■ Job ■
Pick out each line in these entries that contains the string "Distortion".

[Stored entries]
________________________
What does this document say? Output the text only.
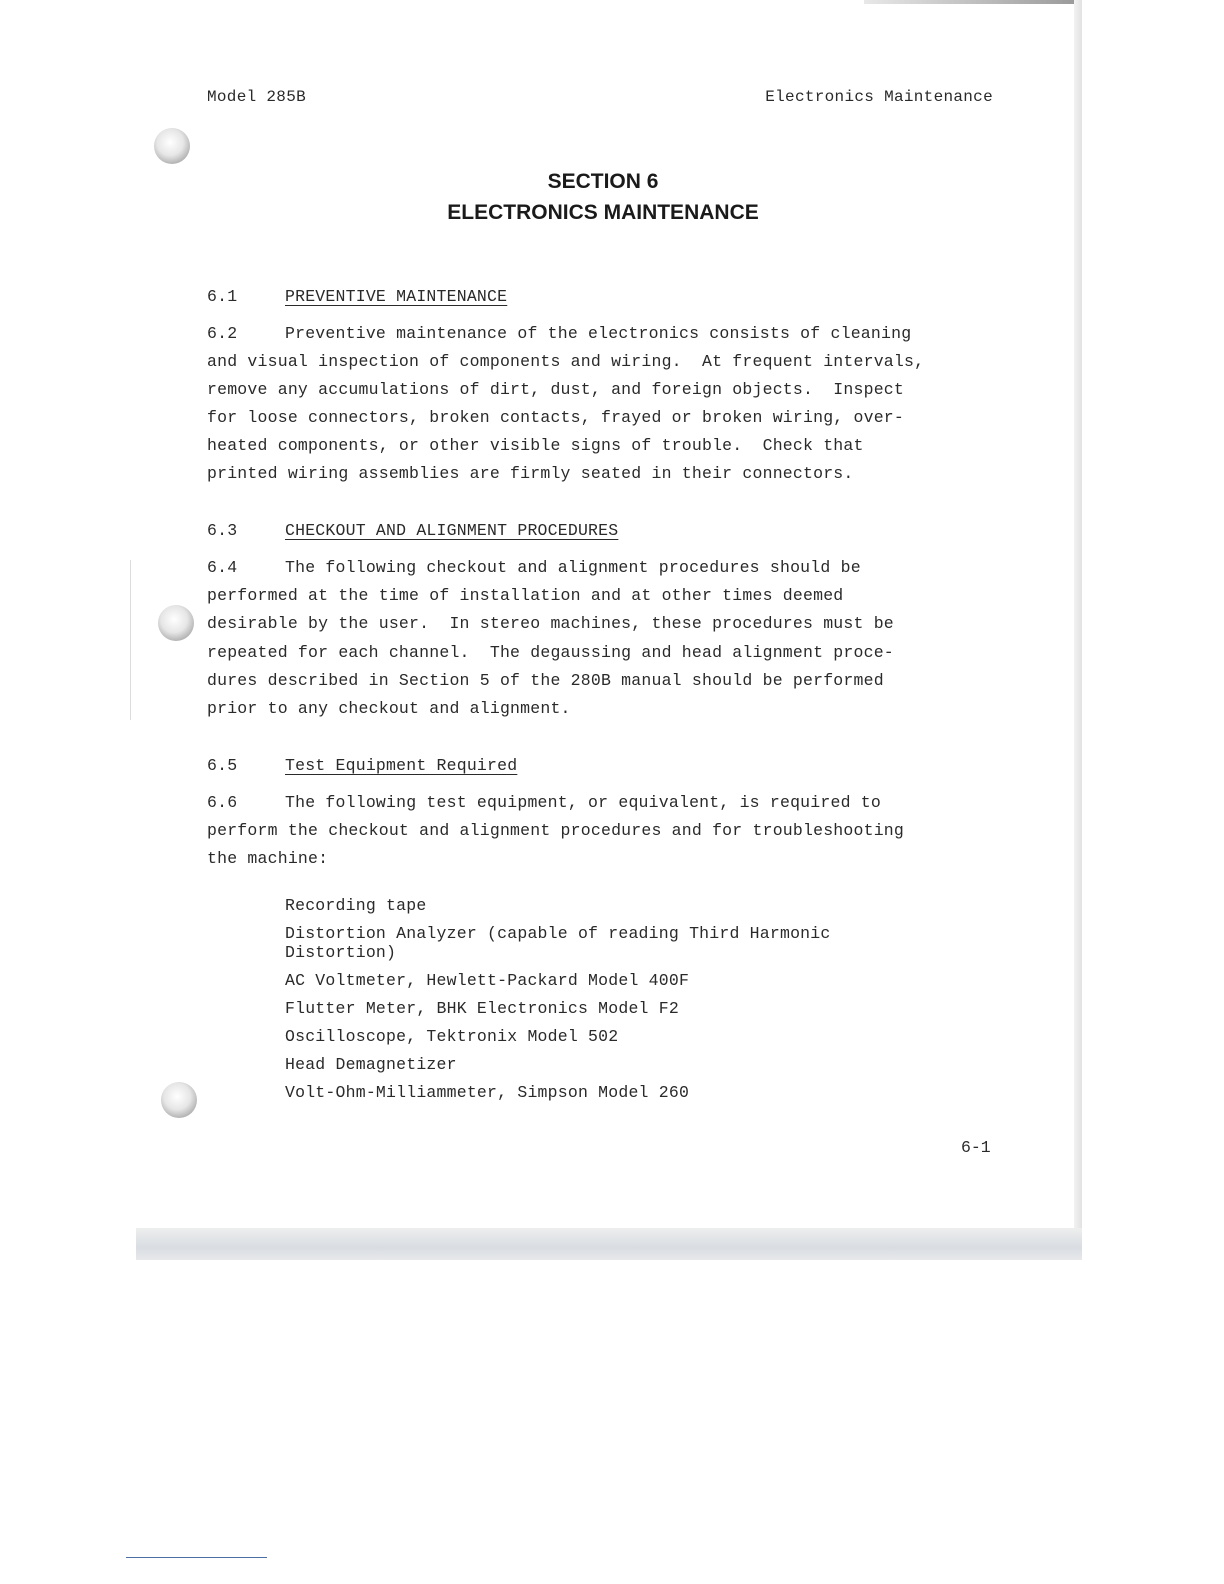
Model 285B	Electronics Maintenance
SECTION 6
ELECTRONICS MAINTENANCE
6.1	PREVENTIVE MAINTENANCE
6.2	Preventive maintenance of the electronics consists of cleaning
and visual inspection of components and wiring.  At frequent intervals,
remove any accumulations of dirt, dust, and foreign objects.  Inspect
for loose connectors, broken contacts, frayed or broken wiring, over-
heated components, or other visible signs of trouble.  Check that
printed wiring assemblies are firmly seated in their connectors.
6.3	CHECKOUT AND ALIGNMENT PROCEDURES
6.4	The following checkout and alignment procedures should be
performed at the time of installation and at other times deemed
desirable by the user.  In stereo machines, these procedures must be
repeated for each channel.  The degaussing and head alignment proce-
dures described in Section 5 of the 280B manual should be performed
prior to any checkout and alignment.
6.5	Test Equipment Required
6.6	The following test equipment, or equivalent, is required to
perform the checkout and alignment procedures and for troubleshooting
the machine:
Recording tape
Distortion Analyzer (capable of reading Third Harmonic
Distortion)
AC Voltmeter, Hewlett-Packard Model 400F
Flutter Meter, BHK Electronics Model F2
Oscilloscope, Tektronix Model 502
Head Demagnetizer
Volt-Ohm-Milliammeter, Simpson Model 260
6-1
________________________
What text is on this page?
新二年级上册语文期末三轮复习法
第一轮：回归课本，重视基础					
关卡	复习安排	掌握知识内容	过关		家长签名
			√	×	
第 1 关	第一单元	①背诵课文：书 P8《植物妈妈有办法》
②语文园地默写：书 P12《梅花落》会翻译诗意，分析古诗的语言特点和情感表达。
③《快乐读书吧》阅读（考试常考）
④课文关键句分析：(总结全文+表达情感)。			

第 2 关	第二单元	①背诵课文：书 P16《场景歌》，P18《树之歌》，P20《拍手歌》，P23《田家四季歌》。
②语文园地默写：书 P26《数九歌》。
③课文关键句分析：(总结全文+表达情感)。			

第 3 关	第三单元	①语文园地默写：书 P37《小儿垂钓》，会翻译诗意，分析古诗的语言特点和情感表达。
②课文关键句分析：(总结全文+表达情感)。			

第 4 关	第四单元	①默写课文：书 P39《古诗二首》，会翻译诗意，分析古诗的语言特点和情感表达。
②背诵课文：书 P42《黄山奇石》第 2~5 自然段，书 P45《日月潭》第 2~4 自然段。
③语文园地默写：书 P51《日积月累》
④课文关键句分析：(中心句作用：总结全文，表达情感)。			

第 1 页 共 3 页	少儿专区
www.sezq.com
________________________
■ Result of this task ■
Distortion Analyzer (capable of reading Third Harmonic
Distortion)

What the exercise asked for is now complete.